%%

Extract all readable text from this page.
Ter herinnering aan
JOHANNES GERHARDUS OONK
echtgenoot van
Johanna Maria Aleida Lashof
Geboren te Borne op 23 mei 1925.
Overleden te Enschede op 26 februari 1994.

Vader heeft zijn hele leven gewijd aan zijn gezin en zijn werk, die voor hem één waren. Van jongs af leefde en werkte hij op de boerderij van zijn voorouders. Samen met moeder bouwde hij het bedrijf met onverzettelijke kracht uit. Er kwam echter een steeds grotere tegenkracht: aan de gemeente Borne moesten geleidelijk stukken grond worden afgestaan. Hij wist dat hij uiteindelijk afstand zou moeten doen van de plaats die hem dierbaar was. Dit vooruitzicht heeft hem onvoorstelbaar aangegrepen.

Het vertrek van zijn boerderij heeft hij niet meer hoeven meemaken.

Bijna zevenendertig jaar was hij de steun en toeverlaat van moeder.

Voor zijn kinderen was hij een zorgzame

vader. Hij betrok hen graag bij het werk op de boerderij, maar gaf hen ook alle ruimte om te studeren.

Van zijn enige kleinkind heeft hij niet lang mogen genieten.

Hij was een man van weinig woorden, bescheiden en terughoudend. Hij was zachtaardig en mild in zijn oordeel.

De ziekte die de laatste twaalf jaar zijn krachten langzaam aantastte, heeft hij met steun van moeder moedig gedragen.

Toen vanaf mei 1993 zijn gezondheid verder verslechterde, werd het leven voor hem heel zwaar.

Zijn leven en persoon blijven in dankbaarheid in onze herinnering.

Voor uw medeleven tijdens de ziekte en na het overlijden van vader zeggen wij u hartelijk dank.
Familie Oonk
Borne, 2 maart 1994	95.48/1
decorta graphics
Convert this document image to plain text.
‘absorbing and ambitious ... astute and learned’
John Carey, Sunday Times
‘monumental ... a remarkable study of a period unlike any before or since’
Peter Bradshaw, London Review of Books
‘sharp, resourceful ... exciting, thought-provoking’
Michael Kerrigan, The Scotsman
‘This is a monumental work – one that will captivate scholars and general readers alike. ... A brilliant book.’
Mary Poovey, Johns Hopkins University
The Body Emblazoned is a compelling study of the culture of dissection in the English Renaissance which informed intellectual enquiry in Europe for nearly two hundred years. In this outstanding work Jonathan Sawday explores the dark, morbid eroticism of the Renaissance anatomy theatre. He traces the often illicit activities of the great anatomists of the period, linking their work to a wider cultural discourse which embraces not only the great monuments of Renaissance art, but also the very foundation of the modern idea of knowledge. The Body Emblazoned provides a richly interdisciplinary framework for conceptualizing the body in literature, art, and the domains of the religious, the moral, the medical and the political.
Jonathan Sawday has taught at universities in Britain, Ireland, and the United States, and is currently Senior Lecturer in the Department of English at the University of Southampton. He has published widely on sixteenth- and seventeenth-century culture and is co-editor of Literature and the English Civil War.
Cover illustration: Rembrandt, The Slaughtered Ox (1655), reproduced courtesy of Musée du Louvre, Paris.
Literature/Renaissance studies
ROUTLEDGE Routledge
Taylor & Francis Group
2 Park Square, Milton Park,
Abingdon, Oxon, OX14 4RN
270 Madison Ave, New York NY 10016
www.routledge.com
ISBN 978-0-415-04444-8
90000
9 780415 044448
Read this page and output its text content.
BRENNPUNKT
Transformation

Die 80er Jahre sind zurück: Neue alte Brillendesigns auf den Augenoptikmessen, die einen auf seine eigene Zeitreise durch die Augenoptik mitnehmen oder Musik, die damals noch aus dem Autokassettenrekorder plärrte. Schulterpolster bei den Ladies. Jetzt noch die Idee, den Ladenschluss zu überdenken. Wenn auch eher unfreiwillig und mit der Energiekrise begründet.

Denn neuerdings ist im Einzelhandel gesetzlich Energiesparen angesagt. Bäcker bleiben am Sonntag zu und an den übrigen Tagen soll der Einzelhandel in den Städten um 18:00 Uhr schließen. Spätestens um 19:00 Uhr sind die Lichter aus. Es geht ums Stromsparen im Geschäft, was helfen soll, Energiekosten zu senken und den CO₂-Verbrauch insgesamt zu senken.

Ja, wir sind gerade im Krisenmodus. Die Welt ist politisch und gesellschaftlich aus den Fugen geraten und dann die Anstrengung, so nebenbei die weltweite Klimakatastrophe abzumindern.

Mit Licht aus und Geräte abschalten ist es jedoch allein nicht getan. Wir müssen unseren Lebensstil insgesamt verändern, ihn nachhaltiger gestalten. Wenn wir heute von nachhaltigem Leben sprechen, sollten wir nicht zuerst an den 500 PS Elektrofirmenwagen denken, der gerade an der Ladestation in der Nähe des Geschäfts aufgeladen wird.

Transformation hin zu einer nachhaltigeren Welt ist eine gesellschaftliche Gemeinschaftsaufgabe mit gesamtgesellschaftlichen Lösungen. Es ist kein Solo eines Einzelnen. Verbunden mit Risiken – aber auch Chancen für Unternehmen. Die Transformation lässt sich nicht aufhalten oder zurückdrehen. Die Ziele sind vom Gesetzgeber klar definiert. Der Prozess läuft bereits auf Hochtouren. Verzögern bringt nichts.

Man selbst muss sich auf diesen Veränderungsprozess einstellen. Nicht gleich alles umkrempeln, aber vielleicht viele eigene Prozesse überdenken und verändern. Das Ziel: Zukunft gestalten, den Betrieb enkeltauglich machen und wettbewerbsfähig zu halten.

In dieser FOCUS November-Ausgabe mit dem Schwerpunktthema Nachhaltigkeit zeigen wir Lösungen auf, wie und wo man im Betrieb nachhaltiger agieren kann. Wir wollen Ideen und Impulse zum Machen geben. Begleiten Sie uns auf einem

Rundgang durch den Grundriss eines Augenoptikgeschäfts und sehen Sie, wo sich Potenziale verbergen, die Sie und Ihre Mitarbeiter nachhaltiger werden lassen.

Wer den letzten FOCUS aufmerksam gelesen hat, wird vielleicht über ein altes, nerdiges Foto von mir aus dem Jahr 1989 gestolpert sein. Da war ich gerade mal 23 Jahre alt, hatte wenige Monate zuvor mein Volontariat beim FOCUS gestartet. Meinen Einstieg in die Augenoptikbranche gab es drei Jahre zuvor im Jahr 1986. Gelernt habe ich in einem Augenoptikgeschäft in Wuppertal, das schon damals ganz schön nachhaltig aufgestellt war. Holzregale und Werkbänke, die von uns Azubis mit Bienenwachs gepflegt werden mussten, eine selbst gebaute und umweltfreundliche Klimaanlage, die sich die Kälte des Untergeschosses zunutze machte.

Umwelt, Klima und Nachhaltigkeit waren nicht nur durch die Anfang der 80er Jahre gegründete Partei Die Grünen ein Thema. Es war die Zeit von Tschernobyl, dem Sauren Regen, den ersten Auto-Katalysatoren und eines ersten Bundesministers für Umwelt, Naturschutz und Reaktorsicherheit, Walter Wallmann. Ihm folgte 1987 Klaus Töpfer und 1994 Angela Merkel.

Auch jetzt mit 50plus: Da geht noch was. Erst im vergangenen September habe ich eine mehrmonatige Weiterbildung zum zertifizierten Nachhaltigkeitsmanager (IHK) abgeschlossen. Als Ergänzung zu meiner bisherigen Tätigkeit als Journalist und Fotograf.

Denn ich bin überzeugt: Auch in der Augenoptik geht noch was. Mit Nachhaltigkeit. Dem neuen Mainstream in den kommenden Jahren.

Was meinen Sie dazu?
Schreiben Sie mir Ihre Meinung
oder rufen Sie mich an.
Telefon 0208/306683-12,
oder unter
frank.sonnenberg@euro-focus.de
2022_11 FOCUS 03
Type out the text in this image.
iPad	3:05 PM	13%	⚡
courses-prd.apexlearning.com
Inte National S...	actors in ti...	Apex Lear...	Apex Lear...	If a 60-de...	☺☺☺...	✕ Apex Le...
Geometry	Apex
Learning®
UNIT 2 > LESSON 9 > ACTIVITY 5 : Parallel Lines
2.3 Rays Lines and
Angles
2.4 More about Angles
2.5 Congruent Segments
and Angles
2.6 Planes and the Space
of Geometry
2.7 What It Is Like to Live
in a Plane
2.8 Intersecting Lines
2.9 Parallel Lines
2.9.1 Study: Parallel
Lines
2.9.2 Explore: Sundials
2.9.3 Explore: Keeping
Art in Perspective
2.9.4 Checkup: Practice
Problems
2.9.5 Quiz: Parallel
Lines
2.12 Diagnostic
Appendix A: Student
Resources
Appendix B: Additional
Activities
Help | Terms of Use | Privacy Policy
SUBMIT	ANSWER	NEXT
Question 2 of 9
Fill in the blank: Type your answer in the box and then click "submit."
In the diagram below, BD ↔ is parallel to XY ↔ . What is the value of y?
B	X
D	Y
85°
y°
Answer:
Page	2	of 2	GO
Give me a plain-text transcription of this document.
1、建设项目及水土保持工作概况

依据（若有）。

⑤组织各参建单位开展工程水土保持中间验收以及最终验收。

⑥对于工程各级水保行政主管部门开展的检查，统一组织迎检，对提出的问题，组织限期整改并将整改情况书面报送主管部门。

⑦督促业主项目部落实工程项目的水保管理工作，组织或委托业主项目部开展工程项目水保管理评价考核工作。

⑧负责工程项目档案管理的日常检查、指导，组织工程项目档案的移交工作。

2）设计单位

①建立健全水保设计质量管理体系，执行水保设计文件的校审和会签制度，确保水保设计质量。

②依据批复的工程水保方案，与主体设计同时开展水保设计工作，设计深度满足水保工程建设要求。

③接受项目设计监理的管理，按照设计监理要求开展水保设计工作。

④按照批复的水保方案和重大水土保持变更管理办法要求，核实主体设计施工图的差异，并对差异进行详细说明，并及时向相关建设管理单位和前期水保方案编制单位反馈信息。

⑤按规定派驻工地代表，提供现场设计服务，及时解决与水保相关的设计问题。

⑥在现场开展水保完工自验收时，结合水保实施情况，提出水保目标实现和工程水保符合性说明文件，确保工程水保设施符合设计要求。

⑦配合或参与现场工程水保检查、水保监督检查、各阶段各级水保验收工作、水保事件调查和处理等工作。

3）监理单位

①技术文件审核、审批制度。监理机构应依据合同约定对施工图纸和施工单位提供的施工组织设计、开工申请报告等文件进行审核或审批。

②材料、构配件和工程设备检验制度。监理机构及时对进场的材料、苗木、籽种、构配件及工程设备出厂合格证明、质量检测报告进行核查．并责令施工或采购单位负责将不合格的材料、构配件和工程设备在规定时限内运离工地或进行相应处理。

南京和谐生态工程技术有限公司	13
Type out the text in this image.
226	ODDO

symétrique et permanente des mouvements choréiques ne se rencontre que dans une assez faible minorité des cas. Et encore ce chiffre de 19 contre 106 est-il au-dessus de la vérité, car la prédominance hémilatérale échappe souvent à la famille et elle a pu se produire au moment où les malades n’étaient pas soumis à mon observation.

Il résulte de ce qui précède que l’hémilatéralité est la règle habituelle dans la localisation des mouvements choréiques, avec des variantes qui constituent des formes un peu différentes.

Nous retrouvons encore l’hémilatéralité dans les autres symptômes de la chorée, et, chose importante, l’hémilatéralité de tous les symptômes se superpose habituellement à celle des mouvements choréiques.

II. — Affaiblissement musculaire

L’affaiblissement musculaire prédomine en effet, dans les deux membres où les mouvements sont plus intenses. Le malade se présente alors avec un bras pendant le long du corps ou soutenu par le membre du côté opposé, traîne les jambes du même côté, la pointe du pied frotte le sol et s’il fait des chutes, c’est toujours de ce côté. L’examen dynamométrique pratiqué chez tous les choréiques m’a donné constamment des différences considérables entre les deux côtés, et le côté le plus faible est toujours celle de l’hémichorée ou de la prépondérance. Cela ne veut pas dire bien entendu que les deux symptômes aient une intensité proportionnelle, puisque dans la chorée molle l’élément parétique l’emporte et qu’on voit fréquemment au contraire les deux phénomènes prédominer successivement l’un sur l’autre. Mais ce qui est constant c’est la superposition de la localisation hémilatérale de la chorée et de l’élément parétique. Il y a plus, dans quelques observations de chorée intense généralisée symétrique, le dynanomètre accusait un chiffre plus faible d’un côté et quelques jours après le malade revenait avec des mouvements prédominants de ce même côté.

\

%%

■ SET TASK
Go through the listing above line by line and say how many lines hold the word "Angles". Reply with that number only.

■ FULL ANSWER
3